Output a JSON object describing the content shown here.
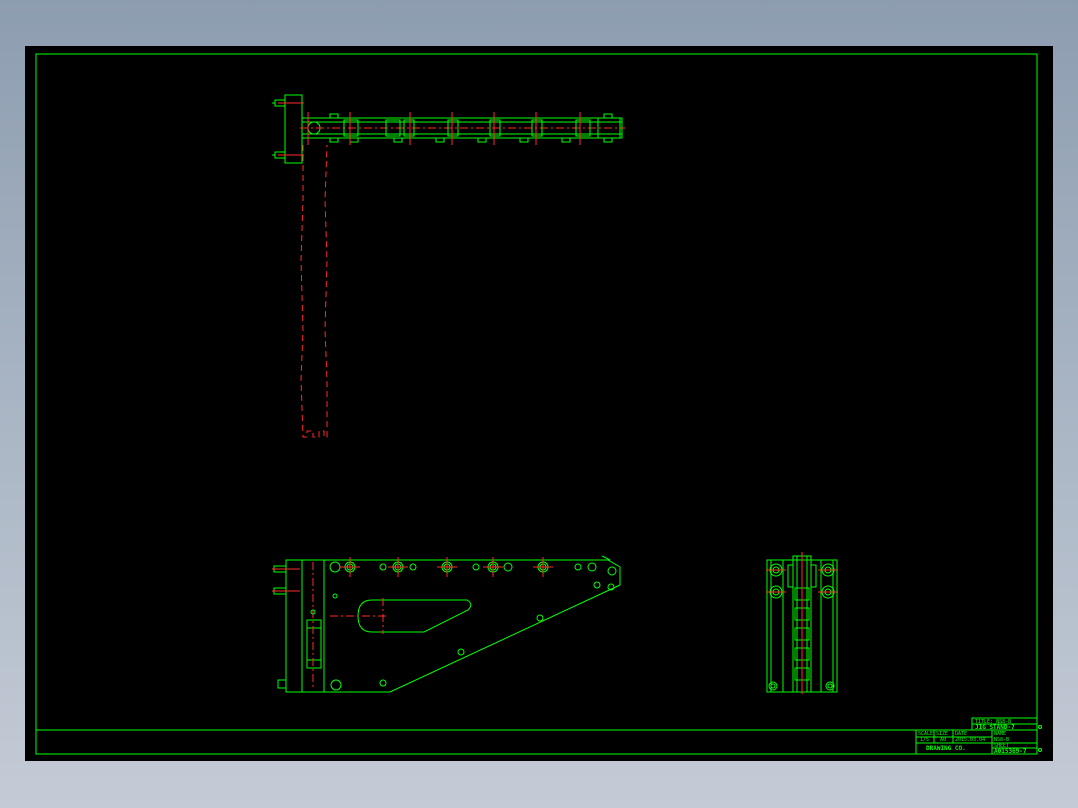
{
  "colors": {
    "background_top": "#8d9db0",
    "background_bottom": "#c4cbd6",
    "paper": "#000000",
    "line": "#00ff00",
    "center_line": "#ff2a2a"
  },
  "title_block": {
    "title_top": "TITLE: NS8-B",
    "title_sub": "JIG STAND-7",
    "scale_label": "SCALE",
    "scale_value": "1/5",
    "size_label": "SIZE",
    "size_value": "A0",
    "date_label": "DATE",
    "date_value": "2015.03.04",
    "name_label": "NAME",
    "name_value": "NS8-B",
    "company": "DRAWING CO.",
    "sheet_label": "SHEET",
    "drawing_number": "A015369-7"
  }
}
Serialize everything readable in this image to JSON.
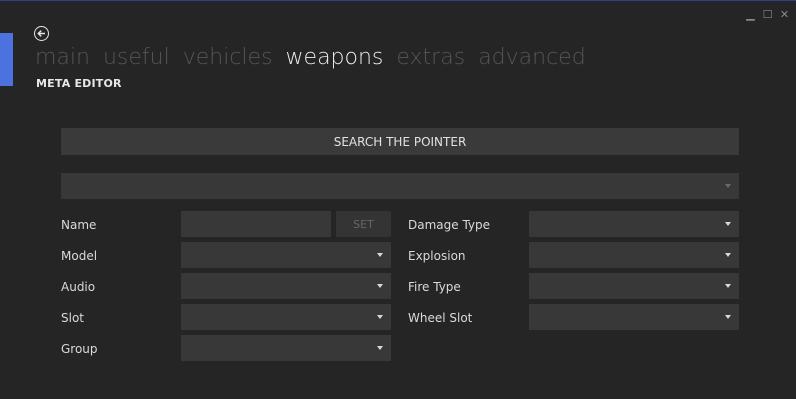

··········

§ EXERCISE BRIEF: Quote in full the listing given above; the images are to be left out.

§ OUTPUT BELOW:
Output a JSON object describing the content shown here.
{
  "colors": {
    "background_top": "#8d9db0",
    "background_bottom": "#c4cbd6",
    "paper": "#000000",
    "line": "#00ff00",
    "center_line": "#ff2a2a"
  },
  "title_block": {
    "title_top": "TITLE: NS8-B",
    "title_sub": "JIG STAND-7",
    "scale_label": "SCALE",
    "scale_value": "1/5",
    "size_label": "SIZE",
    "size_value": "A0",
    "date_label": "DATE",
    "date_value": "2015.03.04",
    "name_label": "NAME",
    "name_value": "NS8-B",
    "company": "DRAWING CO.",
    "sheet_label": "SHEET",
    "drawing_number": "A015369-7"
  }
}
Serialize everything readable in this image to JSON.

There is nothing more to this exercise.